*Task to carry out:*
All the data should be repeated exactly. Any image in it is left out.

::: Supplied data

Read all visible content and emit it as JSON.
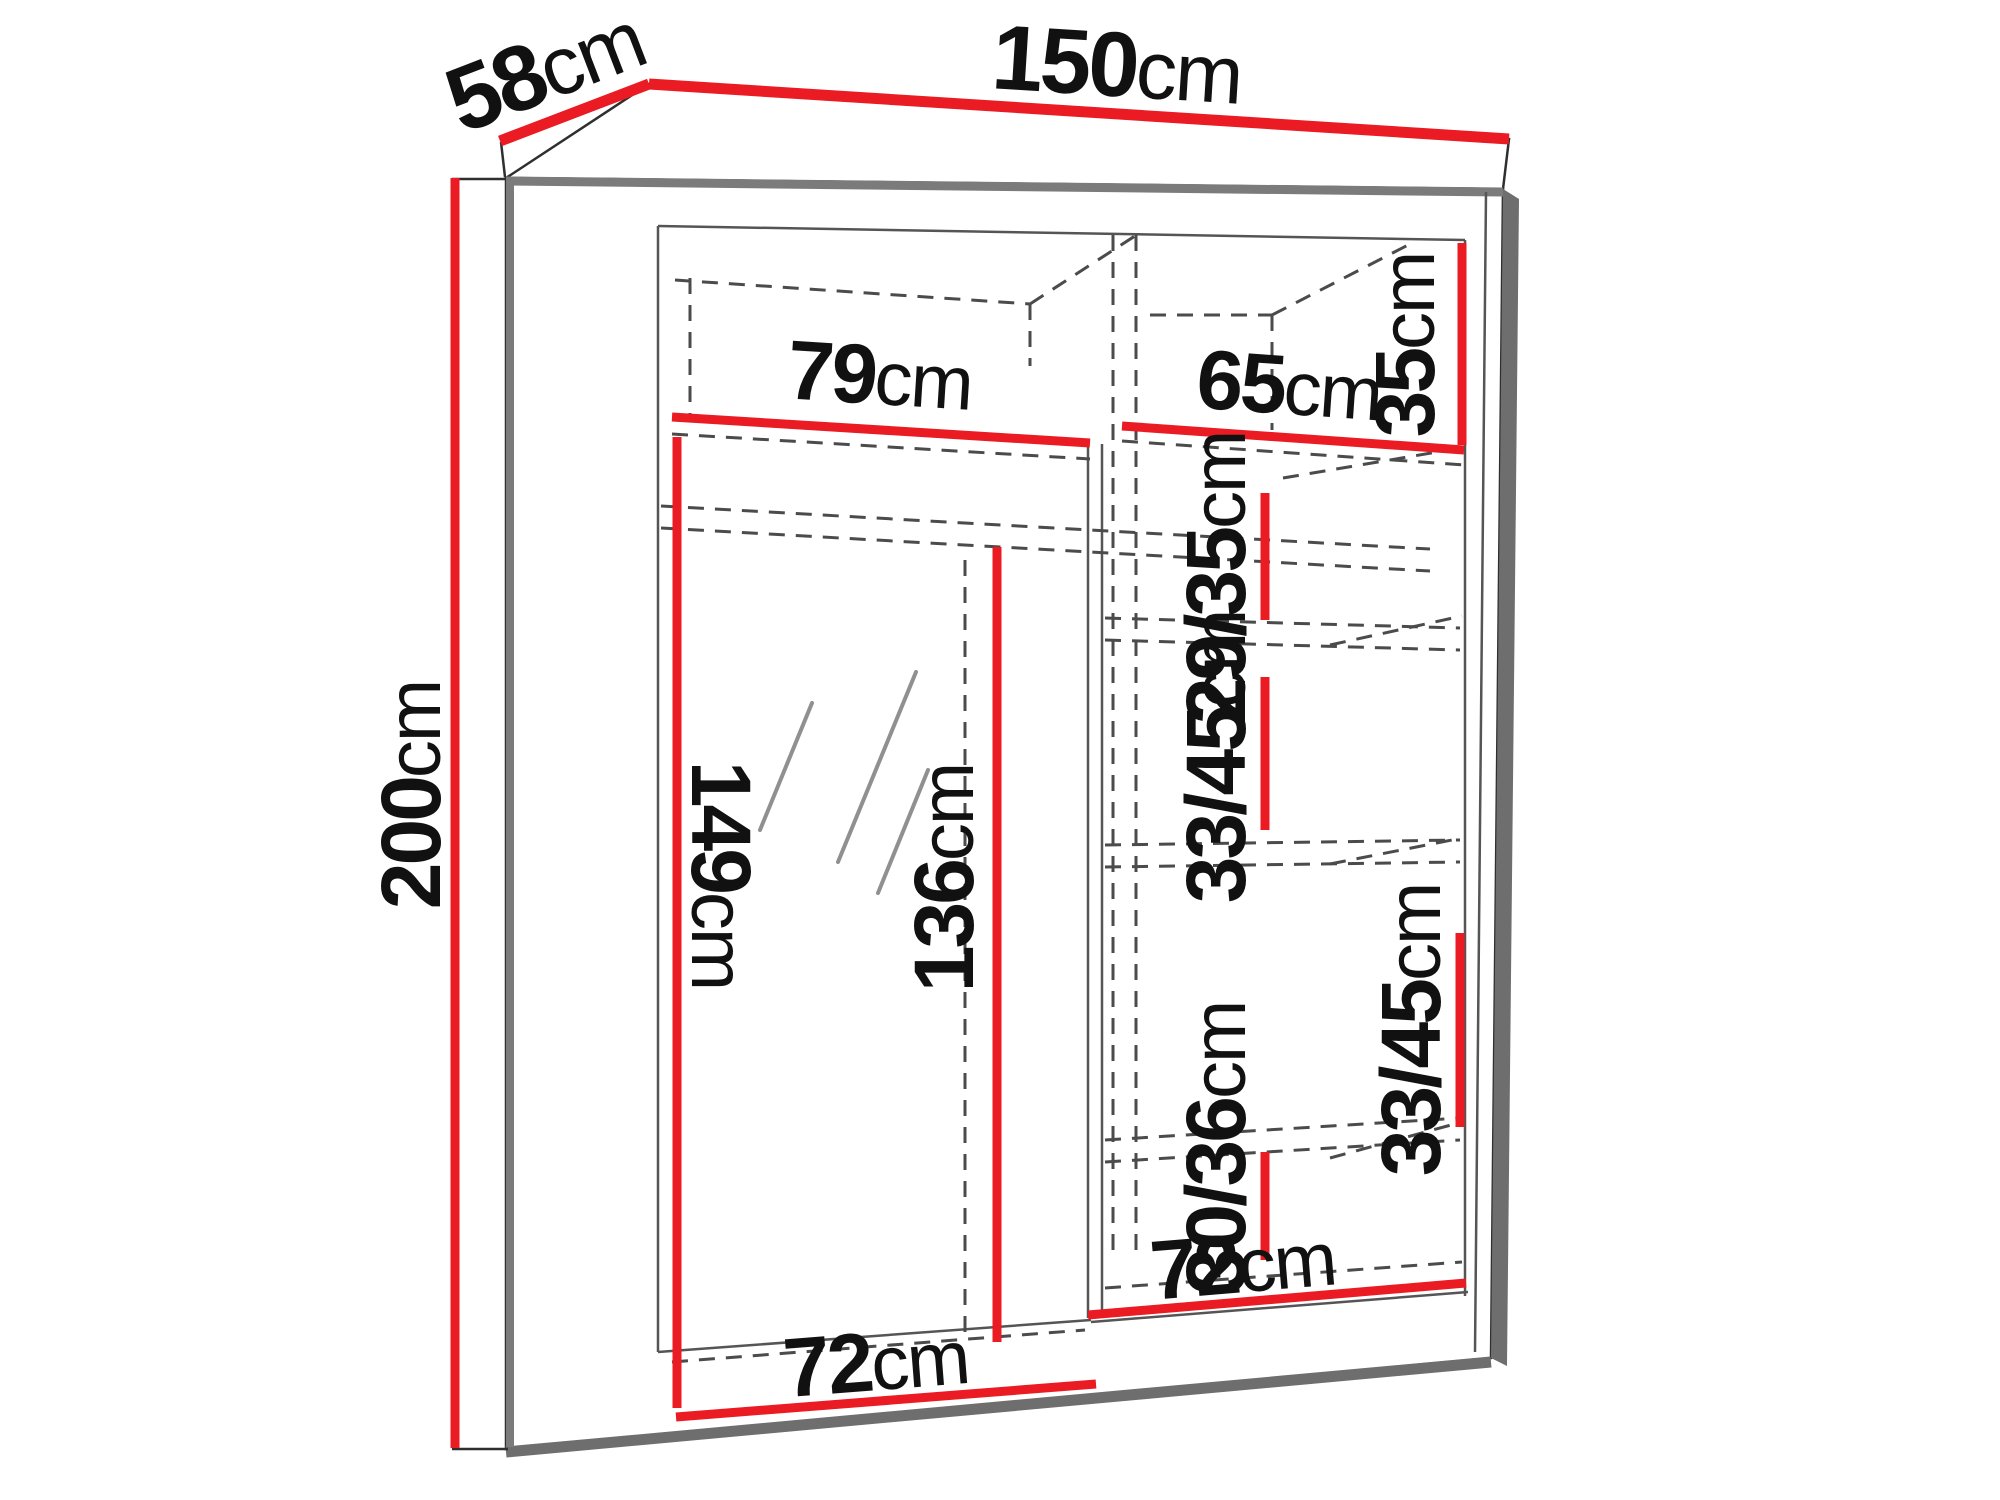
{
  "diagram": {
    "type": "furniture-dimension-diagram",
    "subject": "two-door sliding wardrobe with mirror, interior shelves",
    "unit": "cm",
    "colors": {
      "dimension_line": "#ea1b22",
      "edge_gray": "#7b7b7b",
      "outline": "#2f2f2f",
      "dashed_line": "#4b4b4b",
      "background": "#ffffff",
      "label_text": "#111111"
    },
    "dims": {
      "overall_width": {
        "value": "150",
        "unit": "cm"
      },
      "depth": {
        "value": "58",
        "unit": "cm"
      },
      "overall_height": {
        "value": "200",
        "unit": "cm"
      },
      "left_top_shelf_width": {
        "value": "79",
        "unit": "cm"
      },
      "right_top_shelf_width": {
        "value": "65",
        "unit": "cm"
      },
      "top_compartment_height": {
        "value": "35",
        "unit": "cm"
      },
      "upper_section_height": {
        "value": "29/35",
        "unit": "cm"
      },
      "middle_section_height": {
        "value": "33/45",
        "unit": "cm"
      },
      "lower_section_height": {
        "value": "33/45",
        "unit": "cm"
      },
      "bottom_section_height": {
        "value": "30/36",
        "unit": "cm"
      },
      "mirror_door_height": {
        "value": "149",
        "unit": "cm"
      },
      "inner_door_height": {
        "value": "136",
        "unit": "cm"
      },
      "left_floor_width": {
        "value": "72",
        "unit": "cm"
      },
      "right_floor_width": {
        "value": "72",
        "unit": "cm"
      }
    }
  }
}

::::::

*Task output:*
Read all visible content and emit it as JSON.
{
  "diagram": {
    "type": "furniture-dimension-diagram",
    "subject": "two-door sliding wardrobe with mirror, interior shelves",
    "unit": "cm",
    "colors": {
      "dimension_line": "#ea1b22",
      "edge_gray": "#7b7b7b",
      "outline": "#2f2f2f",
      "dashed_line": "#4b4b4b",
      "background": "#ffffff",
      "label_text": "#111111"
    },
    "dims": {
      "overall_width": {
        "value": "150",
        "unit": "cm"
      },
      "depth": {
        "value": "58",
        "unit": "cm"
      },
      "overall_height": {
        "value": "200",
        "unit": "cm"
      },
      "left_top_shelf_width": {
        "value": "79",
        "unit": "cm"
      },
      "right_top_shelf_width": {
        "value": "65",
        "unit": "cm"
      },
      "top_compartment_height": {
        "value": "35",
        "unit": "cm"
      },
      "upper_section_height": {
        "value": "29/35",
        "unit": "cm"
      },
      "middle_section_height": {
        "value": "33/45",
        "unit": "cm"
      },
      "lower_section_height": {
        "value": "33/45",
        "unit": "cm"
      },
      "bottom_section_height": {
        "value": "30/36",
        "unit": "cm"
      },
      "mirror_door_height": {
        "value": "149",
        "unit": "cm"
      },
      "inner_door_height": {
        "value": "136",
        "unit": "cm"
      },
      "left_floor_width": {
        "value": "72",
        "unit": "cm"
      },
      "right_floor_width": {
        "value": "72",
        "unit": "cm"
      }
    }
  }
}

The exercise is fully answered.